## [TASK DIRECTIONS]
What is the number of lines containing the word "weeks"? Give that number alone.

|---|

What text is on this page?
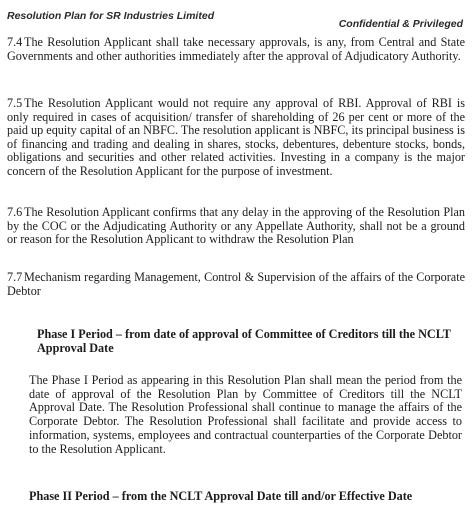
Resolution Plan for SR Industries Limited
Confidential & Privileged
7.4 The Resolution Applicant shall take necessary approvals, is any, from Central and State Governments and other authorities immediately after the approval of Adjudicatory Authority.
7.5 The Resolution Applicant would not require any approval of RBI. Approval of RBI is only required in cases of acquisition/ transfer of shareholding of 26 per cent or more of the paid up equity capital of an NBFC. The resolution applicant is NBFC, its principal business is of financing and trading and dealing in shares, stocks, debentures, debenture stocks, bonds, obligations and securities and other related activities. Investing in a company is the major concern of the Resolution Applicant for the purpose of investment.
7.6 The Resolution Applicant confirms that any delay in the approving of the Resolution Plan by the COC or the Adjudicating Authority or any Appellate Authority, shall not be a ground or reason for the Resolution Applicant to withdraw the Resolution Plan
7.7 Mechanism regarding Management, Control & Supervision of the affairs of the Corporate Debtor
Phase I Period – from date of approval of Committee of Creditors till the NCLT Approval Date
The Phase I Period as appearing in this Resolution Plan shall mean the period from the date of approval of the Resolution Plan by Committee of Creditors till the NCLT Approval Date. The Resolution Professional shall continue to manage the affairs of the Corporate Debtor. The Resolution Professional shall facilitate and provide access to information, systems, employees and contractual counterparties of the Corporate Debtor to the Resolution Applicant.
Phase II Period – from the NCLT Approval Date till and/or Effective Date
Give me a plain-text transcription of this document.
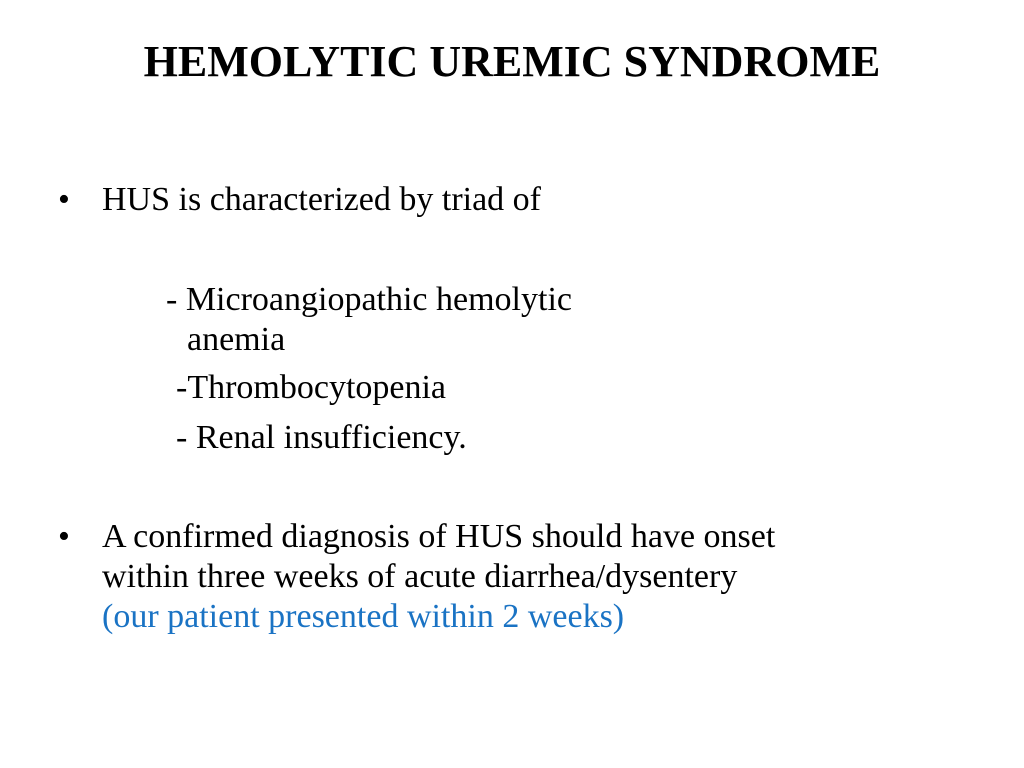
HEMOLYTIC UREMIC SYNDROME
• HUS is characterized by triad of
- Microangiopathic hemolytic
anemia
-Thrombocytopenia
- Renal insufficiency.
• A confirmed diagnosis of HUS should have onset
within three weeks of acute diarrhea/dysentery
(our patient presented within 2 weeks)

|---|

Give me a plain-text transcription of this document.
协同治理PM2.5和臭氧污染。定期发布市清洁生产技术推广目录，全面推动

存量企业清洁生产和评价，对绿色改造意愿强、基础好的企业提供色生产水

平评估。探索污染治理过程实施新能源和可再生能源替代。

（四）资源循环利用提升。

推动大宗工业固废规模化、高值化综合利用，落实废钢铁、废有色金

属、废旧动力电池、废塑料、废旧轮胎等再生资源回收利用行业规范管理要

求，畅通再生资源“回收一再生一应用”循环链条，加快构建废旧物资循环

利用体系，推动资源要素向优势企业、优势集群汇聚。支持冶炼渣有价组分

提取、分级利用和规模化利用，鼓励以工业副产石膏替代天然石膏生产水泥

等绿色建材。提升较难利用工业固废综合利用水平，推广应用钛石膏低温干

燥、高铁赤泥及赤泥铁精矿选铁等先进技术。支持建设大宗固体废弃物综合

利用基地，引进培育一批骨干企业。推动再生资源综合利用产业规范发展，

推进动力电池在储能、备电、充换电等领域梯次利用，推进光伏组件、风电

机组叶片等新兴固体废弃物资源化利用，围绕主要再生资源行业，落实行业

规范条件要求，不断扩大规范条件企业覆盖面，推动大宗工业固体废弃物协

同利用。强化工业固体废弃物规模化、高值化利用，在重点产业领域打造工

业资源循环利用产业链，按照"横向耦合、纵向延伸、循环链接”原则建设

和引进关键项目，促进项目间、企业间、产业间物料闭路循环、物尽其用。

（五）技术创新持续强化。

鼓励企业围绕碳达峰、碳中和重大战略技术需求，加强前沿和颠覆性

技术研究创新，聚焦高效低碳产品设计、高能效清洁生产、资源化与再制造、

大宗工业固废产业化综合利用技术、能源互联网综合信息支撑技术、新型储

|---|

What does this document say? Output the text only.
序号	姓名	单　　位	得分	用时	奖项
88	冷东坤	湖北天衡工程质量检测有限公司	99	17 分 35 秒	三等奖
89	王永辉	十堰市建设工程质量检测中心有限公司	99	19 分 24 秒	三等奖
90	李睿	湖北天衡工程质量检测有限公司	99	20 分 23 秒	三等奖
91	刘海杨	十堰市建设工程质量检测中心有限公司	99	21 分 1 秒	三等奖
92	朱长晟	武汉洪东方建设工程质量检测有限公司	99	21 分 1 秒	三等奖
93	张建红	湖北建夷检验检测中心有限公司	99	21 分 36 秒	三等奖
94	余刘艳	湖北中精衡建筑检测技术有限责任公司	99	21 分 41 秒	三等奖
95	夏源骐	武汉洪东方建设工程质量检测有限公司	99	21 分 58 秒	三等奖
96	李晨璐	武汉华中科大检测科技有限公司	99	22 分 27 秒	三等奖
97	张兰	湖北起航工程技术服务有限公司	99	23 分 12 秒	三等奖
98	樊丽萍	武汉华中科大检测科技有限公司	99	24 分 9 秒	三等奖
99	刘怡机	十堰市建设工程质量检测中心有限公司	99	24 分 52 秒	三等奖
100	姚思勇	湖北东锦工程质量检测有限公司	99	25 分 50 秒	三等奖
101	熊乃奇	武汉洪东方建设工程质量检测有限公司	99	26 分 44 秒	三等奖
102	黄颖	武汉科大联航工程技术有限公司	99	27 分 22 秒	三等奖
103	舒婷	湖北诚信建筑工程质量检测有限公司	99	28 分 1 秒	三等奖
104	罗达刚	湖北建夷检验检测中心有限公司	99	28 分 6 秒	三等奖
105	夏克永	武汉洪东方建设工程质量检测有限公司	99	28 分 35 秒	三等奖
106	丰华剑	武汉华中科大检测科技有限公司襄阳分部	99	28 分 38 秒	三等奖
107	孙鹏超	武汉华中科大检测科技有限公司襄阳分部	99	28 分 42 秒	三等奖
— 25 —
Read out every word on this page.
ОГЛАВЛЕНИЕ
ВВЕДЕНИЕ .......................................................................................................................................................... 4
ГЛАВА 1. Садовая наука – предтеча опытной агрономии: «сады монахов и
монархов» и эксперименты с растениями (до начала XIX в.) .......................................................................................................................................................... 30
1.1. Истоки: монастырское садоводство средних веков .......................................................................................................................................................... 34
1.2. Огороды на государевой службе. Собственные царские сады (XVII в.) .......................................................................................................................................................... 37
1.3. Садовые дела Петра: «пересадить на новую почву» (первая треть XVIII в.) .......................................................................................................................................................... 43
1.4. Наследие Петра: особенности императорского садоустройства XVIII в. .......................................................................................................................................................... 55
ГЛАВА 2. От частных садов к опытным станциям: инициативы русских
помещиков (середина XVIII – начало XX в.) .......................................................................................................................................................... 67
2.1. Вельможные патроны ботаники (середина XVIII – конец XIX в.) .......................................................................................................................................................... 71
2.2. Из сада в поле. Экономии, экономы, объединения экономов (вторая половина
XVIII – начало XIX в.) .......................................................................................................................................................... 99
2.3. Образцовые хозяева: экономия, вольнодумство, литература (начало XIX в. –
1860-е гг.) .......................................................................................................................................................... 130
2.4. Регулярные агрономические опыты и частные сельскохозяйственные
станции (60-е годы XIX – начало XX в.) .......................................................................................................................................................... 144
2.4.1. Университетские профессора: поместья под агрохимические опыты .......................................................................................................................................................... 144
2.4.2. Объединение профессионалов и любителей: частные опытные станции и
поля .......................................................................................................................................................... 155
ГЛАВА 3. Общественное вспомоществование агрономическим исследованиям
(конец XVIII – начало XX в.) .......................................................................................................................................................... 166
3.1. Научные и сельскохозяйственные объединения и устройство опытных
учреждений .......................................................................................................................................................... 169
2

|---|

## [ANSWER BELOW]
2